── Document segment ──

We continue to see strong performance by our natural and organic snacks. First half retail sales for LÄRABAR, all-natural fruit and nut bars, increased at a double-digit pace. And we gained market share in the health and nutrition bars category. In January, we're adding a cappuccino flavor to the LÄRABAR lineup.

Our new Food Should Taste Good business is also doing great. We’ve focused on expanding distributions for these great-tasting snacks. Fiscal year-to-date shipments are up double digits. By leveraging General Mills sales and supply chain, we expect continuing distribution gains for this business over the balance of the year.

Across our U.S. retail business, we have strong levels of marketing and in-store merchandising supporting our brands. As we have discussed with you before, our spending this year is weighted toward in-store merchandising. This promotional support is designed to drive awareness and trial for all of our new products, and we've sharpened our merchandise price points for certain product lines based on competitive merchandising levels in those categories. These actions are working for us.

Our U.S. advertising expense is below strong year-ago levels through the first half, and we now expect our media expense to be down for the year in total. This is due in part to this year's tactical shift on merchandising. It also reflects ongoing cost discipline, which helps us lower media expense while maintaining very competitive media pressure against the consumer. In fact, as we look at Cantor-measured media spending across our U.S. categories over the latest 12 months available, our tracked advertising dollars are up and at a rate well above the 1% growth in ad spending across our categories overall.

So our share of voice with the consumer has been growing. Across all of U.S. retail, we're launching over 100 new products in 2013, but it's not just quantity that matters. We're excited about the quality of our new product lineup. So we like our prospects for growth in U.S. retail over the balance of 2013.

───

> _Exercise task a_
Render every line of the records as a Markdown table with the columns "Row" and "Content", omitting blank lines and leaving the pictures out.
The records that follow bear no relation to the text above.

── The records ──

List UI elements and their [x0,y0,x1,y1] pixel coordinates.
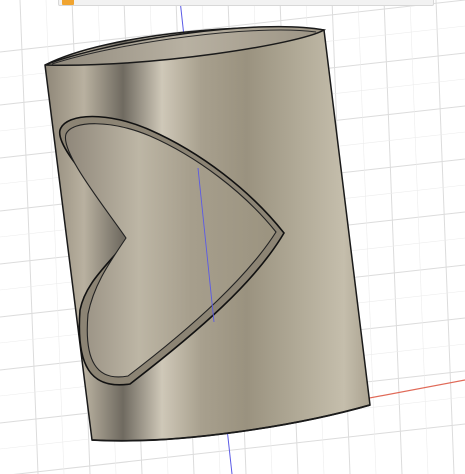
orange-app-icon [62,0,74,5]
toolbar-breadcrumb[interactable] [58,0,434,6]
top-toolbar-strip [0,0,465,8]
scene-canvas[interactable] [0,0,465,474]
cylinder-model[interactable] [44,25,371,442]
3d-viewport[interactable] [0,0,465,474]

───

> _Exercise task b_
According to the snack business text, which flavor is being added to the LÄRABAR lineup in January?

> _Written answer a_
| Row | Content |
|---|---|
| 1 | List UI elements and their [x0,y0,x1,y1] pixel coordinates. |
| 2 | orange-app-icon [62,0,74,5] |
| 3 | toolbar-breadcrumb[interactable] [58,0,434,6] |
| 4 | top-toolbar-strip [0,0,465,8] |
| 5 | scene-canvas[interactable] [0,0,465,474] |
| 6 | cylinder-model[interactable] [44,25,371,442] |
| 7 | 3d-viewport[interactable] [0,0,465,474] |

> _Written answer b_
A cappuccino flavor.